## Task instructions
Reproduce all of the data exactly.

## Data provided

* Start *

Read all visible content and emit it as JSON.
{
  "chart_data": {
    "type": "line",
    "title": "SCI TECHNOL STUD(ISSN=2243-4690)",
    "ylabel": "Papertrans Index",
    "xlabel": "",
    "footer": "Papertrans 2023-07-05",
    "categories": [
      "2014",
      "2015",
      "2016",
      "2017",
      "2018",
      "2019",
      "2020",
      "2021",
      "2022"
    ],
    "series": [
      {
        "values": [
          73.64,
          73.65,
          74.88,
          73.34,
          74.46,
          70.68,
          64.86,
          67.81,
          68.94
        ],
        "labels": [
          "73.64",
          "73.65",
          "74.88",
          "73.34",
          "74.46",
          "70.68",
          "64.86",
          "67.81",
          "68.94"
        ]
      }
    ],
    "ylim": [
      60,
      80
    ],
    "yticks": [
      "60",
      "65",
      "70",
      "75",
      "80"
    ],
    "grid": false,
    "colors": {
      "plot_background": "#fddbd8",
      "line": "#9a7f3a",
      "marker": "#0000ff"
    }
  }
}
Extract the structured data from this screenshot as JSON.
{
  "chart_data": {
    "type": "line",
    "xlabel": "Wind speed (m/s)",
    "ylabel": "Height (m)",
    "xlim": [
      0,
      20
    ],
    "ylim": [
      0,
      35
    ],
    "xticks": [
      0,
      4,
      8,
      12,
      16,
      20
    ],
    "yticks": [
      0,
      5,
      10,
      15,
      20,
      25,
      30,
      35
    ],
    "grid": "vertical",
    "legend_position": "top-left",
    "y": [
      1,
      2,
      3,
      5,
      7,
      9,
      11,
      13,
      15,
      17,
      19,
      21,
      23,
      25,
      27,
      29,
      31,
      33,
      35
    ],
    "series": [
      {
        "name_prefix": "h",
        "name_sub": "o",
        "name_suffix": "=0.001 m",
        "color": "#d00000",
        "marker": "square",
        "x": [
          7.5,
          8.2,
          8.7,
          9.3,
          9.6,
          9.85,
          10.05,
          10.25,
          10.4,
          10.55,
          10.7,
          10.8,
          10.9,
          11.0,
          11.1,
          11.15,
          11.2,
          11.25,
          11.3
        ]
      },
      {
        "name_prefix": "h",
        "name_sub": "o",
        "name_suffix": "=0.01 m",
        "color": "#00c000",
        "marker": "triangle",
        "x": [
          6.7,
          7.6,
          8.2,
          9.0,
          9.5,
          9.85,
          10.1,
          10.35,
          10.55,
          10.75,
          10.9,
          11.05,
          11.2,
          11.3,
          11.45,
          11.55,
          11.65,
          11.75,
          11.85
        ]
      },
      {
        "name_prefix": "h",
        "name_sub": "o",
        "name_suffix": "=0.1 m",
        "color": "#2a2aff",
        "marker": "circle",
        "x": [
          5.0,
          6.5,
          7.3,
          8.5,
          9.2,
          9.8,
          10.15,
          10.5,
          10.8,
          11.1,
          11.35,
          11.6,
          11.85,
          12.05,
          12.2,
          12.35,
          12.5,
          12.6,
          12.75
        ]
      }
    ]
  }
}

* End *

## Response to the task
Read all visible content and emit it as JSON.
{
  "chart_data": {
    "type": "line",
    "title": "SCI TECHNOL STUD(ISSN=2243-4690)",
    "ylabel": "Papertrans Index",
    "xlabel": "",
    "footer": "Papertrans 2023-07-05",
    "categories": [
      "2014",
      "2015",
      "2016",
      "2017",
      "2018",
      "2019",
      "2020",
      "2021",
      "2022"
    ],
    "series": [
      {
        "values": [
          73.64,
          73.65,
          74.88,
          73.34,
          74.46,
          70.68,
          64.86,
          67.81,
          68.94
        ],
        "labels": [
          "73.64",
          "73.65",
          "74.88",
          "73.34",
          "74.46",
          "70.68",
          "64.86",
          "67.81",
          "68.94"
        ]
      }
    ],
    "ylim": [
      60,
      80
    ],
    "yticks": [
      "60",
      "65",
      "70",
      "75",
      "80"
    ],
    "grid": false,
    "colors": {
      "plot_background": "#fddbd8",
      "line": "#9a7f3a",
      "marker": "#0000ff"
    }
  }
}
Extract the structured data from this screenshot as JSON.
{
  "chart_data": {
    "type": "line",
    "xlabel": "Wind speed (m/s)",
    "ylabel": "Height (m)",
    "xlim": [
      0,
      20
    ],
    "ylim": [
      0,
      35
    ],
    "xticks": [
      0,
      4,
      8,
      12,
      16,
      20
    ],
    "yticks": [
      0,
      5,
      10,
      15,
      20,
      25,
      30,
      35
    ],
    "grid": "vertical",
    "legend_position": "top-left",
    "y": [
      1,
      2,
      3,
      5,
      7,
      9,
      11,
      13,
      15,
      17,
      19,
      21,
      23,
      25,
      27,
      29,
      31,
      33,
      35
    ],
    "series": [
      {
        "name_prefix": "h",
        "name_sub": "o",
        "name_suffix": "=0.001 m",
        "color": "#d00000",
        "marker": "square",
        "x": [
          7.5,
          8.2,
          8.7,
          9.3,
          9.6,
          9.85,
          10.05,
          10.25,
          10.4,
          10.55,
          10.7,
          10.8,
          10.9,
          11.0,
          11.1,
          11.15,
          11.2,
          11.25,
          11.3
        ]
      },
      {
        "name_prefix": "h",
        "name_sub": "o",
        "name_suffix": "=0.01 m",
        "color": "#00c000",
        "marker": "triangle",
        "x": [
          6.7,
          7.6,
          8.2,
          9.0,
          9.5,
          9.85,
          10.1,
          10.35,
          10.55,
          10.75,
          10.9,
          11.05,
          11.2,
          11.3,
          11.45,
          11.55,
          11.65,
          11.75,
          11.85
        ]
      },
      {
        "name_prefix": "h",
        "name_sub": "o",
        "name_suffix": "=0.1 m",
        "color": "#2a2aff",
        "marker": "circle",
        "x": [
          5.0,
          6.5,
          7.3,
          8.5,
          9.2,
          9.8,
          10.15,
          10.5,
          10.8,
          11.1,
          11.35,
          11.6,
          11.85,
          12.05,
          12.2,
          12.35,
          12.5,
          12.6,
          12.75
        ]
      }
    ]
  }
}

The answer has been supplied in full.